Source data

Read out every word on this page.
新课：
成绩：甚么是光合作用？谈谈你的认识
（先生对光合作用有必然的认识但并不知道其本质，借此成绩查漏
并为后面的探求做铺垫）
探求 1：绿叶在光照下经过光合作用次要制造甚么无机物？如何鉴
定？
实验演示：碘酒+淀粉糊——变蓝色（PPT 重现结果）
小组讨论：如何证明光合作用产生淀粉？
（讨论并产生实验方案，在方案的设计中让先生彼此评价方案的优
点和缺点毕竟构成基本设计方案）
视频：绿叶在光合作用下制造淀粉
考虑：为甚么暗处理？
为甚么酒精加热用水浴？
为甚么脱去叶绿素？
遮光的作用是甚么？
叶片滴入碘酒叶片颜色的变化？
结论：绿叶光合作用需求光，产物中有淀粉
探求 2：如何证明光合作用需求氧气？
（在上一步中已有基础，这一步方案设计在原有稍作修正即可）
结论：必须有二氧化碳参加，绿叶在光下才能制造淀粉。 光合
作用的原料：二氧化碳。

▸ **What to do**:
Write out the records shown above, exactly as they appear.

▸ **Exercise output**:
Read out every word on this page.
新课：
成绩：甚么是光合作用？谈谈你的认识
（先生对光合作用有必然的认识但并不知道其本质，借此成绩查漏
并为后面的探求做铺垫）
探求 1：绿叶在光照下经过光合作用次要制造甚么无机物？如何鉴
定？
实验演示：碘酒+淀粉糊——变蓝色（PPT 重现结果）
小组讨论：如何证明光合作用产生淀粉？
（讨论并产生实验方案，在方案的设计中让先生彼此评价方案的优
点和缺点毕竟构成基本设计方案）
视频：绿叶在光合作用下制造淀粉
考虑：为甚么暗处理？
为甚么酒精加热用水浴？
为甚么脱去叶绿素？
遮光的作用是甚么？
叶片滴入碘酒叶片颜色的变化？
结论：绿叶光合作用需求光，产物中有淀粉
探求 2：如何证明光合作用需求氧气？
（在上一步中已有基础，这一步方案设计在原有稍作修正即可）
结论：必须有二氧化碳参加，绿叶在光下才能制造淀粉。 光合
作用的原料：二氧化碳。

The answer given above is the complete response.